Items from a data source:
========================================
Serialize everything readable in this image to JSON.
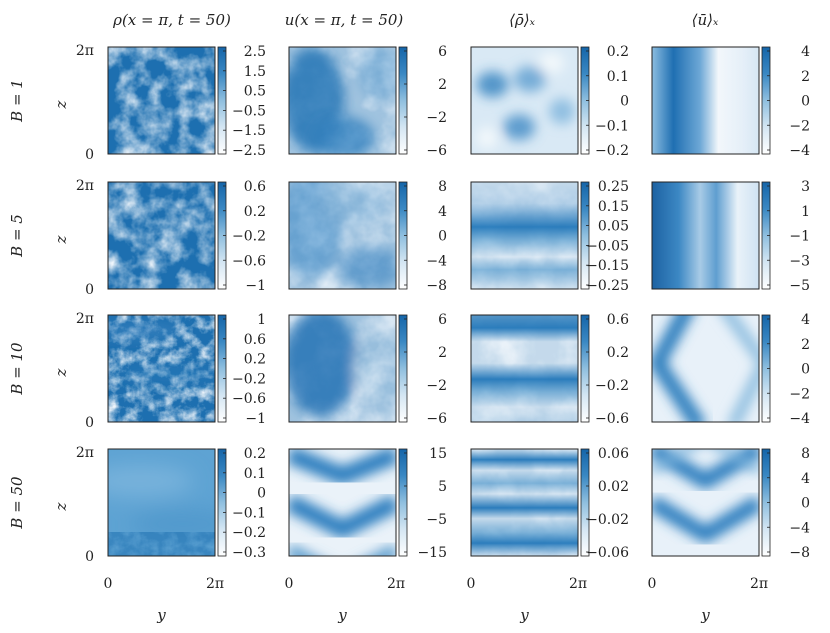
{
  "figure": {
    "column_titles": [
      "ρ(x = π, t = 50)",
      "u(x = π, t = 50)",
      "⟨ρ̄⟩ₓ",
      "⟨ū⟩ₓ"
    ],
    "row_labels": [
      "B = 1",
      "B = 5",
      "B = 10",
      "B = 50"
    ],
    "z_axis_label": "z",
    "y_axis_label": "y",
    "axis_tick_zero": "0",
    "axis_tick_max": "2π",
    "colormap": [
      "#ffffff",
      "#d4e6f3",
      "#8fbfdf",
      "#3a88c3",
      "#1565a8"
    ]
  },
  "chart_data": [
    {
      "type": "heatmap",
      "row": "B = 1",
      "column": "ρ(x = π, t = 50)",
      "colorbar_ticks": [
        "2.5",
        "1.5",
        "0.5",
        "−0.5",
        "−1.5",
        "−2.5"
      ],
      "clim": [
        -2.5,
        2.5
      ]
    },
    {
      "type": "heatmap",
      "row": "B = 1",
      "column": "u(x = π, t = 50)",
      "colorbar_ticks": [
        "6",
        "2",
        "−2",
        "−6"
      ],
      "clim": [
        -6,
        6
      ]
    },
    {
      "type": "heatmap",
      "row": "B = 1",
      "column": "⟨ρ̄⟩ₓ",
      "colorbar_ticks": [
        "0.2",
        "0.1",
        "0",
        "−0.1",
        "−0.2"
      ],
      "clim": [
        -0.2,
        0.2
      ]
    },
    {
      "type": "heatmap",
      "row": "B = 1",
      "column": "⟨ū⟩ₓ",
      "colorbar_ticks": [
        "4",
        "2",
        "0",
        "−2",
        "−4"
      ],
      "clim": [
        -4,
        4
      ]
    },
    {
      "type": "heatmap",
      "row": "B = 5",
      "column": "ρ(x = π, t = 50)",
      "colorbar_ticks": [
        "0.6",
        "0.2",
        "−0.2",
        "−0.6",
        "−1"
      ],
      "clim": [
        -1,
        0.8
      ]
    },
    {
      "type": "heatmap",
      "row": "B = 5",
      "column": "u(x = π, t = 50)",
      "colorbar_ticks": [
        "8",
        "4",
        "0",
        "−4",
        "−8"
      ],
      "clim": [
        -8,
        8
      ]
    },
    {
      "type": "heatmap",
      "row": "B = 5",
      "column": "⟨ρ̄⟩ₓ",
      "colorbar_ticks": [
        "0.25",
        "0.15",
        "0.05",
        "−0.05",
        "−0.15",
        "−0.25"
      ],
      "clim": [
        -0.25,
        0.25
      ]
    },
    {
      "type": "heatmap",
      "row": "B = 5",
      "column": "⟨ū⟩ₓ",
      "colorbar_ticks": [
        "3",
        "1",
        "−1",
        "−3",
        "−5"
      ],
      "clim": [
        -5,
        3.5
      ]
    },
    {
      "type": "heatmap",
      "row": "B = 10",
      "column": "ρ(x = π, t = 50)",
      "colorbar_ticks": [
        "1",
        "0.6",
        "0.2",
        "−0.2",
        "−0.6",
        "−1"
      ],
      "clim": [
        -1,
        1
      ]
    },
    {
      "type": "heatmap",
      "row": "B = 10",
      "column": "u(x = π, t = 50)",
      "colorbar_ticks": [
        "6",
        "2",
        "−2",
        "−6"
      ],
      "clim": [
        -6,
        6
      ]
    },
    {
      "type": "heatmap",
      "row": "B = 10",
      "column": "⟨ρ̄⟩ₓ",
      "colorbar_ticks": [
        "0.6",
        "0.2",
        "−0.2",
        "−0.6"
      ],
      "clim": [
        -0.6,
        0.6
      ]
    },
    {
      "type": "heatmap",
      "row": "B = 10",
      "column": "⟨ū⟩ₓ",
      "colorbar_ticks": [
        "4",
        "2",
        "0",
        "−2",
        "−4"
      ],
      "clim": [
        -4,
        4
      ]
    },
    {
      "type": "heatmap",
      "row": "B = 50",
      "column": "ρ(x = π, t = 50)",
      "colorbar_ticks": [
        "0.2",
        "0.1",
        "0",
        "−0.1",
        "−0.2",
        "−0.3"
      ],
      "clim": [
        -0.3,
        0.2
      ]
    },
    {
      "type": "heatmap",
      "row": "B = 50",
      "column": "u(x = π, t = 50)",
      "colorbar_ticks": [
        "15",
        "5",
        "−5",
        "−15"
      ],
      "clim": [
        -15,
        15
      ]
    },
    {
      "type": "heatmap",
      "row": "B = 50",
      "column": "⟨ρ̄⟩ₓ",
      "colorbar_ticks": [
        "0.06",
        "0.02",
        "−0.02",
        "−0.06"
      ],
      "clim": [
        -0.06,
        0.06
      ]
    },
    {
      "type": "heatmap",
      "row": "B = 50",
      "column": "⟨ū⟩ₓ",
      "colorbar_ticks": [
        "8",
        "4",
        "0",
        "−4",
        "−8"
      ],
      "clim": [
        -8,
        8
      ]
    }
  ]
}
========================================
Task
Repeat the material above in full and exactly, omitting the pictures.

Solved exercise
Serialize everything readable in this image to JSON.
{
  "figure": {
    "column_titles": [
      "ρ(x = π, t = 50)",
      "u(x = π, t = 50)",
      "⟨ρ̄⟩ₓ",
      "⟨ū⟩ₓ"
    ],
    "row_labels": [
      "B = 1",
      "B = 5",
      "B = 10",
      "B = 50"
    ],
    "z_axis_label": "z",
    "y_axis_label": "y",
    "axis_tick_zero": "0",
    "axis_tick_max": "2π",
    "colormap": [
      "#ffffff",
      "#d4e6f3",
      "#8fbfdf",
      "#3a88c3",
      "#1565a8"
    ]
  },
  "chart_data": [
    {
      "type": "heatmap",
      "row": "B = 1",
      "column": "ρ(x = π, t = 50)",
      "colorbar_ticks": [
        "2.5",
        "1.5",
        "0.5",
        "−0.5",
        "−1.5",
        "−2.5"
      ],
      "clim": [
        -2.5,
        2.5
      ]
    },
    {
      "type": "heatmap",
      "row": "B = 1",
      "column": "u(x = π, t = 50)",
      "colorbar_ticks": [
        "6",
        "2",
        "−2",
        "−6"
      ],
      "clim": [
        -6,
        6
      ]
    },
    {
      "type": "heatmap",
      "row": "B = 1",
      "column": "⟨ρ̄⟩ₓ",
      "colorbar_ticks": [
        "0.2",
        "0.1",
        "0",
        "−0.1",
        "−0.2"
      ],
      "clim": [
        -0.2,
        0.2
      ]
    },
    {
      "type": "heatmap",
      "row": "B = 1",
      "column": "⟨ū⟩ₓ",
      "colorbar_ticks": [
        "4",
        "2",
        "0",
        "−2",
        "−4"
      ],
      "clim": [
        -4,
        4
      ]
    },
    {
      "type": "heatmap",
      "row": "B = 5",
      "column": "ρ(x = π, t = 50)",
      "colorbar_ticks": [
        "0.6",
        "0.2",
        "−0.2",
        "−0.6",
        "−1"
      ],
      "clim": [
        -1,
        0.8
      ]
    },
    {
      "type": "heatmap",
      "row": "B = 5",
      "column": "u(x = π, t = 50)",
      "colorbar_ticks": [
        "8",
        "4",
        "0",
        "−4",
        "−8"
      ],
      "clim": [
        -8,
        8
      ]
    },
    {
      "type": "heatmap",
      "row": "B = 5",
      "column": "⟨ρ̄⟩ₓ",
      "colorbar_ticks": [
        "0.25",
        "0.15",
        "0.05",
        "−0.05",
        "−0.15",
        "−0.25"
      ],
      "clim": [
        -0.25,
        0.25
      ]
    },
    {
      "type": "heatmap",
      "row": "B = 5",
      "column": "⟨ū⟩ₓ",
      "colorbar_ticks": [
        "3",
        "1",
        "−1",
        "−3",
        "−5"
      ],
      "clim": [
        -5,
        3.5
      ]
    },
    {
      "type": "heatmap",
      "row": "B = 10",
      "column": "ρ(x = π, t = 50)",
      "colorbar_ticks": [
        "1",
        "0.6",
        "0.2",
        "−0.2",
        "−0.6",
        "−1"
      ],
      "clim": [
        -1,
        1
      ]
    },
    {
      "type": "heatmap",
      "row": "B = 10",
      "column": "u(x = π, t = 50)",
      "colorbar_ticks": [
        "6",
        "2",
        "−2",
        "−6"
      ],
      "clim": [
        -6,
        6
      ]
    },
    {
      "type": "heatmap",
      "row": "B = 10",
      "column": "⟨ρ̄⟩ₓ",
      "colorbar_ticks": [
        "0.6",
        "0.2",
        "−0.2",
        "−0.6"
      ],
      "clim": [
        -0.6,
        0.6
      ]
    },
    {
      "type": "heatmap",
      "row": "B = 10",
      "column": "⟨ū⟩ₓ",
      "colorbar_ticks": [
        "4",
        "2",
        "0",
        "−2",
        "−4"
      ],
      "clim": [
        -4,
        4
      ]
    },
    {
      "type": "heatmap",
      "row": "B = 50",
      "column": "ρ(x = π, t = 50)",
      "colorbar_ticks": [
        "0.2",
        "0.1",
        "0",
        "−0.1",
        "−0.2",
        "−0.3"
      ],
      "clim": [
        -0.3,
        0.2
      ]
    },
    {
      "type": "heatmap",
      "row": "B = 50",
      "column": "u(x = π, t = 50)",
      "colorbar_ticks": [
        "15",
        "5",
        "−5",
        "−15"
      ],
      "clim": [
        -15,
        15
      ]
    },
    {
      "type": "heatmap",
      "row": "B = 50",
      "column": "⟨ρ̄⟩ₓ",
      "colorbar_ticks": [
        "0.06",
        "0.02",
        "−0.02",
        "−0.06"
      ],
      "clim": [
        -0.06,
        0.06
      ]
    },
    {
      "type": "heatmap",
      "row": "B = 50",
      "column": "⟨ū⟩ₓ",
      "colorbar_ticks": [
        "8",
        "4",
        "0",
        "−4",
        "−8"
      ],
      "clim": [
        -8,
        8
      ]
    }
  ]
}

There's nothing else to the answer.